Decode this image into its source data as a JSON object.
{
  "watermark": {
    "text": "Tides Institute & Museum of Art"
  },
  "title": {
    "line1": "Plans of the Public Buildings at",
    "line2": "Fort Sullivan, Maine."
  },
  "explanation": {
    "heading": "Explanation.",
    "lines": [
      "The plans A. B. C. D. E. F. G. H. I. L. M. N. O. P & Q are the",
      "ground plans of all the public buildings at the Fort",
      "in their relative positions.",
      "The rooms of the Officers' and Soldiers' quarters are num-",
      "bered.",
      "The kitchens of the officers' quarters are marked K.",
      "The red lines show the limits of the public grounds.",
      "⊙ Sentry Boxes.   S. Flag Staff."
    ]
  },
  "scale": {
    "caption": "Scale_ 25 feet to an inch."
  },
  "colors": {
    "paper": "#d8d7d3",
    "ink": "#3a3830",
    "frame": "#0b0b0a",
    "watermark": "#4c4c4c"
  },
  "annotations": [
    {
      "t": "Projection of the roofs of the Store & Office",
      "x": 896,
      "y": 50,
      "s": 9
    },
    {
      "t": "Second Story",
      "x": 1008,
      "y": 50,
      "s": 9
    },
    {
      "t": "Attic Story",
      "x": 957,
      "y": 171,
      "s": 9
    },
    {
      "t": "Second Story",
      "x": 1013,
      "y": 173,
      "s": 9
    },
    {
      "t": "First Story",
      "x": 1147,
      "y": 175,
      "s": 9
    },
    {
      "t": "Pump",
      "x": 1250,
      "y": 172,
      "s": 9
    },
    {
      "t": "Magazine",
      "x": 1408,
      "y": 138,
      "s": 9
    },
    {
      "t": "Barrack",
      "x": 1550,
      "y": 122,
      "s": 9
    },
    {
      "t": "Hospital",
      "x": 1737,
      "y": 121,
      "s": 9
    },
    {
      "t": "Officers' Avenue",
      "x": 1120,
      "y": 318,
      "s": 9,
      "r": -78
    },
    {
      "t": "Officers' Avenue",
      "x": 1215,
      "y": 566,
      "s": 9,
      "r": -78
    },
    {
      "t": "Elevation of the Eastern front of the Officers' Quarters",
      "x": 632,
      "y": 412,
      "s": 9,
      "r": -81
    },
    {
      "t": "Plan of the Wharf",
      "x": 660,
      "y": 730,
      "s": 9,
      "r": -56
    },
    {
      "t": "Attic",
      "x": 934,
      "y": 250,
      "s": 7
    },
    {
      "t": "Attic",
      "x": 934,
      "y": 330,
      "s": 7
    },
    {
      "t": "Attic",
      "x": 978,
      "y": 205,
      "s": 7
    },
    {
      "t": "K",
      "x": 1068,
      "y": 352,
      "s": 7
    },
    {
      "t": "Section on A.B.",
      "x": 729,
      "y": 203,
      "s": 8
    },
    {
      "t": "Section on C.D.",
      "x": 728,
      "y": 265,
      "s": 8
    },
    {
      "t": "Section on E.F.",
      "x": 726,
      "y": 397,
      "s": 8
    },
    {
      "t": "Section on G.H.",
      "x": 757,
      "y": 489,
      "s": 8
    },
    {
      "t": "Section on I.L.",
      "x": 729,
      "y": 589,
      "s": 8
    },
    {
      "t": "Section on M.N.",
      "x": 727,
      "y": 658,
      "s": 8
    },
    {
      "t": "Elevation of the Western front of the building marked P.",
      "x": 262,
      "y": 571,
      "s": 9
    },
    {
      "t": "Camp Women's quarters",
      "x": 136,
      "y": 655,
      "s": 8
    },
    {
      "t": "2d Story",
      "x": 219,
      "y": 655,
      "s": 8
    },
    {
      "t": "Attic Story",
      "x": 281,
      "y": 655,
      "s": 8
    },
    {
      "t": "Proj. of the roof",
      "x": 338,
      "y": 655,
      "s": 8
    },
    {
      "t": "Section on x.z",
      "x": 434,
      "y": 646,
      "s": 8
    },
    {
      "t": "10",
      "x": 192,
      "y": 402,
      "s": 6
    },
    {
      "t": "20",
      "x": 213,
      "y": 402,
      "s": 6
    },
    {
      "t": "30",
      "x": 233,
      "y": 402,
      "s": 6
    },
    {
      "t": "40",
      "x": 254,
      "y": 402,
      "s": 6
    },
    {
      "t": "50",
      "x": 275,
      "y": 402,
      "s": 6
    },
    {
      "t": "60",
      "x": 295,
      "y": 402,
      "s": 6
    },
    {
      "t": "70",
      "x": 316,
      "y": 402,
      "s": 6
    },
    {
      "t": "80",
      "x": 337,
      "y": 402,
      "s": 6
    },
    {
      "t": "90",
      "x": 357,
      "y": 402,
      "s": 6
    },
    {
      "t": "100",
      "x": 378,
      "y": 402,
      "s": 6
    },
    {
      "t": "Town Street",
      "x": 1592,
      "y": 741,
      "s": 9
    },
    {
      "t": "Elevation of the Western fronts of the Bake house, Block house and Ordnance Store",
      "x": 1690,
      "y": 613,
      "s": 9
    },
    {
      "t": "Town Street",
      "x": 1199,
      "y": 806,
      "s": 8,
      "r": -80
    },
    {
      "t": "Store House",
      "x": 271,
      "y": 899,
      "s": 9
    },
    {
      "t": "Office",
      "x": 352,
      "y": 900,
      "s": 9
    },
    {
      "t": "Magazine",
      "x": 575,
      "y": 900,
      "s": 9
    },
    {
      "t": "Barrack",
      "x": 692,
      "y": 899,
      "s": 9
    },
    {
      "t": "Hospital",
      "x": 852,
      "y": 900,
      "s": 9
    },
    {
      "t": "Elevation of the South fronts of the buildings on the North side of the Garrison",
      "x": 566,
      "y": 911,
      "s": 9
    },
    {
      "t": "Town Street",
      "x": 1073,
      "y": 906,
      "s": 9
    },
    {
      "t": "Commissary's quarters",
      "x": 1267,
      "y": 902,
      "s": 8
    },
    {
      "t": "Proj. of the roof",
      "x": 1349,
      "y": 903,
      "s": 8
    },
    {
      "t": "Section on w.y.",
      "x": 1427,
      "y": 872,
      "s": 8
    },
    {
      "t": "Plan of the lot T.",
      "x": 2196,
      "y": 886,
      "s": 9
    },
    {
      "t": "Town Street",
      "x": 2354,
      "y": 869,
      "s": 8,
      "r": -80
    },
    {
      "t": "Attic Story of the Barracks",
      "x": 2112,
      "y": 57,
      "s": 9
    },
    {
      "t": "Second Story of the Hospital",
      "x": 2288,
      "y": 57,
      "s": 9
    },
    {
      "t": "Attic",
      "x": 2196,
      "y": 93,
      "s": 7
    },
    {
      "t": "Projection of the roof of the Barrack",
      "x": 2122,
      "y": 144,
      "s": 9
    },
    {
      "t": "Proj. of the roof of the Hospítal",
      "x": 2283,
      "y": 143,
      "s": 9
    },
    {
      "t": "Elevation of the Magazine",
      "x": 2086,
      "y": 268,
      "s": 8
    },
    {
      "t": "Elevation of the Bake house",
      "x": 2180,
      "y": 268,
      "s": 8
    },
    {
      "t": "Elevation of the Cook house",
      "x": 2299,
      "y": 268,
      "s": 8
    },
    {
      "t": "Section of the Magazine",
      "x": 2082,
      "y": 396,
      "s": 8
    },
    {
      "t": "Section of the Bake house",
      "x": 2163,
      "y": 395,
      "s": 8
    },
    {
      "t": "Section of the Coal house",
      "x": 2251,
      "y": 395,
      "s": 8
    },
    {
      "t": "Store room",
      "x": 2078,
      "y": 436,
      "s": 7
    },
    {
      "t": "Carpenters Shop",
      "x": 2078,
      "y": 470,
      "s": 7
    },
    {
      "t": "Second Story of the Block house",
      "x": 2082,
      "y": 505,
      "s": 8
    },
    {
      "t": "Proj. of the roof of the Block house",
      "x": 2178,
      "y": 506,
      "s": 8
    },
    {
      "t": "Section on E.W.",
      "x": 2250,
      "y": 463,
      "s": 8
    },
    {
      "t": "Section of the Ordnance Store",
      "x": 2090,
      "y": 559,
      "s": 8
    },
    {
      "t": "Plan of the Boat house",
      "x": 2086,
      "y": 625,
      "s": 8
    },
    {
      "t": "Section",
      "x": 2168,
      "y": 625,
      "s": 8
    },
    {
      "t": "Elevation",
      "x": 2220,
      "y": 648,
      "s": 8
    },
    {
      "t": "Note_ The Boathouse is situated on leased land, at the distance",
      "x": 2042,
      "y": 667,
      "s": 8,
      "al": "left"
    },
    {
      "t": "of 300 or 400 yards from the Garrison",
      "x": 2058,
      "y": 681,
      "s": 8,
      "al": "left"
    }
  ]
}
========
REQUIRED TASK
Copy out every line with the word "Western".

CORRECT OUTPUT
      "t": "Elevation of the Western front of the building marked P.",
      "t": "Elevation of the Western fronts of the Bake house, Block house and Ordnance Store",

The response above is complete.